### Work to complete
Reproduce all of the data exactly, with no line skipped.

### Part of a data file

§

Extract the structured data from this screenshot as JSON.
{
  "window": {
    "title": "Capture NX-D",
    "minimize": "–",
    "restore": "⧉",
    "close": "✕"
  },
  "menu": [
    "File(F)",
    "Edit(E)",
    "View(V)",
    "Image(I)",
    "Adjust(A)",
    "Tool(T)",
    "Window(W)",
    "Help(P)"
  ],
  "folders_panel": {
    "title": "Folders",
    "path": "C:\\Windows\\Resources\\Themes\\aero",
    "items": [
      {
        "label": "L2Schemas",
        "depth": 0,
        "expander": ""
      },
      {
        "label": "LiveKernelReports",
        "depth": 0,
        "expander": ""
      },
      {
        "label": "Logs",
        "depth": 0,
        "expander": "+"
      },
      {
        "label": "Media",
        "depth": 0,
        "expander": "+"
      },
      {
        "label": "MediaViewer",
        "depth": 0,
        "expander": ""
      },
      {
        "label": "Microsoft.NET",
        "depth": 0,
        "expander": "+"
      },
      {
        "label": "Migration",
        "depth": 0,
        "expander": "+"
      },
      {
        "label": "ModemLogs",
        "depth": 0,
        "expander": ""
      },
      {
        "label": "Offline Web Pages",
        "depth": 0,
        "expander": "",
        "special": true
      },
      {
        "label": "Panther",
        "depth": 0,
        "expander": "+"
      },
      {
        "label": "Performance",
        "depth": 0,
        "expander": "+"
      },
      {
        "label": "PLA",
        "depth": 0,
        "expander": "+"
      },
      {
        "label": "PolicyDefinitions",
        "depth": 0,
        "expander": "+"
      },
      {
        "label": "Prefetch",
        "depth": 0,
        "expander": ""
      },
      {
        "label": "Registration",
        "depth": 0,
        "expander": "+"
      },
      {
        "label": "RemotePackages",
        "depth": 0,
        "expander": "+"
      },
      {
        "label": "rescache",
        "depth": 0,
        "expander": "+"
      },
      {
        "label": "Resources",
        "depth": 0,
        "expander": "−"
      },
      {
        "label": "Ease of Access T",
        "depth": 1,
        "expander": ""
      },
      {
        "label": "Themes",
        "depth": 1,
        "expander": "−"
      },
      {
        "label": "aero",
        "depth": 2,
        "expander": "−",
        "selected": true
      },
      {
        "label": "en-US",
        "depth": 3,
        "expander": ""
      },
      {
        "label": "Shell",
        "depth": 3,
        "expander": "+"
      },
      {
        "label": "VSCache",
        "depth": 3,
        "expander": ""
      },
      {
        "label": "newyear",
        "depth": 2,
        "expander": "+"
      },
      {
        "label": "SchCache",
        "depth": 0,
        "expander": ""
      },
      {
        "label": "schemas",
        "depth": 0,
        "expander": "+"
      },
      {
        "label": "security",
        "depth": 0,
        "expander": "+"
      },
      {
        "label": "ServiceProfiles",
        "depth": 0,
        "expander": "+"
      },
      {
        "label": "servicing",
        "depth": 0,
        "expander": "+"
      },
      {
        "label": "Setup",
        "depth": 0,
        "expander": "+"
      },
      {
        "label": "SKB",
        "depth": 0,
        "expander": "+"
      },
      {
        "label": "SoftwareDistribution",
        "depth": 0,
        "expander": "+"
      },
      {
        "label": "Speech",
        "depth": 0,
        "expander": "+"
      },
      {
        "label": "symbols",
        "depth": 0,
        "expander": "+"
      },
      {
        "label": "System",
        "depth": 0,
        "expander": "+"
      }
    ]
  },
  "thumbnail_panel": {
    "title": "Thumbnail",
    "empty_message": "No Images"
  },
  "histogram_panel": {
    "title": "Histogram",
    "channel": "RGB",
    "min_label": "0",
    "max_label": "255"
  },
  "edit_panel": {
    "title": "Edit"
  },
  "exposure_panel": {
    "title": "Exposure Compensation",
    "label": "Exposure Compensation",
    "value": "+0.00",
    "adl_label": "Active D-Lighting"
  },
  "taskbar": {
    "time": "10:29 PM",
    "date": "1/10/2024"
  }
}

§

### Finished task
Extract the structured data from this screenshot as JSON.
{
  "window": {
    "title": "Capture NX-D",
    "minimize": "–",
    "restore": "⧉",
    "close": "✕"
  },
  "menu": [
    "File(F)",
    "Edit(E)",
    "View(V)",
    "Image(I)",
    "Adjust(A)",
    "Tool(T)",
    "Window(W)",
    "Help(P)"
  ],
  "folders_panel": {
    "title": "Folders",
    "path": "C:\\Windows\\Resources\\Themes\\aero",
    "items": [
      {
        "label": "L2Schemas",
        "depth": 0,
        "expander": ""
      },
      {
        "label": "LiveKernelReports",
        "depth": 0,
        "expander": ""
      },
      {
        "label": "Logs",
        "depth": 0,
        "expander": "+"
      },
      {
        "label": "Media",
        "depth": 0,
        "expander": "+"
      },
      {
        "label": "MediaViewer",
        "depth": 0,
        "expander": ""
      },
      {
        "label": "Microsoft.NET",
        "depth": 0,
        "expander": "+"
      },
      {
        "label": "Migration",
        "depth": 0,
        "expander": "+"
      },
      {
        "label": "ModemLogs",
        "depth": 0,
        "expander": ""
      },
      {
        "label": "Offline Web Pages",
        "depth": 0,
        "expander": "",
        "special": true
      },
      {
        "label": "Panther",
        "depth": 0,
        "expander": "+"
      },
      {
        "label": "Performance",
        "depth": 0,
        "expander": "+"
      },
      {
        "label": "PLA",
        "depth": 0,
        "expander": "+"
      },
      {
        "label": "PolicyDefinitions",
        "depth": 0,
        "expander": "+"
      },
      {
        "label": "Prefetch",
        "depth": 0,
        "expander": ""
      },
      {
        "label": "Registration",
        "depth": 0,
        "expander": "+"
      },
      {
        "label": "RemotePackages",
        "depth": 0,
        "expander": "+"
      },
      {
        "label": "rescache",
        "depth": 0,
        "expander": "+"
      },
      {
        "label": "Resources",
        "depth": 0,
        "expander": "−"
      },
      {
        "label": "Ease of Access T",
        "depth": 1,
        "expander": ""
      },
      {
        "label": "Themes",
        "depth": 1,
        "expander": "−"
      },
      {
        "label": "aero",
        "depth": 2,
        "expander": "−",
        "selected": true
      },
      {
        "label": "en-US",
        "depth": 3,
        "expander": ""
      },
      {
        "label": "Shell",
        "depth": 3,
        "expander": "+"
      },
      {
        "label": "VSCache",
        "depth": 3,
        "expander": ""
      },
      {
        "label": "newyear",
        "depth": 2,
        "expander": "+"
      },
      {
        "label": "SchCache",
        "depth": 0,
        "expander": ""
      },
      {
        "label": "schemas",
        "depth": 0,
        "expander": "+"
      },
      {
        "label": "security",
        "depth": 0,
        "expander": "+"
      },
      {
        "label": "ServiceProfiles",
        "depth": 0,
        "expander": "+"
      },
      {
        "label": "servicing",
        "depth": 0,
        "expander": "+"
      },
      {
        "label": "Setup",
        "depth": 0,
        "expander": "+"
      },
      {
        "label": "SKB",
        "depth": 0,
        "expander": "+"
      },
      {
        "label": "SoftwareDistribution",
        "depth": 0,
        "expander": "+"
      },
      {
        "label": "Speech",
        "depth": 0,
        "expander": "+"
      },
      {
        "label": "symbols",
        "depth": 0,
        "expander": "+"
      },
      {
        "label": "System",
        "depth": 0,
        "expander": "+"
      }
    ]
  },
  "thumbnail_panel": {
    "title": "Thumbnail",
    "empty_message": "No Images"
  },
  "histogram_panel": {
    "title": "Histogram",
    "channel": "RGB",
    "min_label": "0",
    "max_label": "255"
  },
  "edit_panel": {
    "title": "Edit"
  },
  "exposure_panel": {
    "title": "Exposure Compensation",
    "label": "Exposure Compensation",
    "value": "+0.00",
    "adl_label": "Active D-Lighting"
  },
  "taskbar": {
    "time": "10:29 PM",
    "date": "1/10/2024"
  }
}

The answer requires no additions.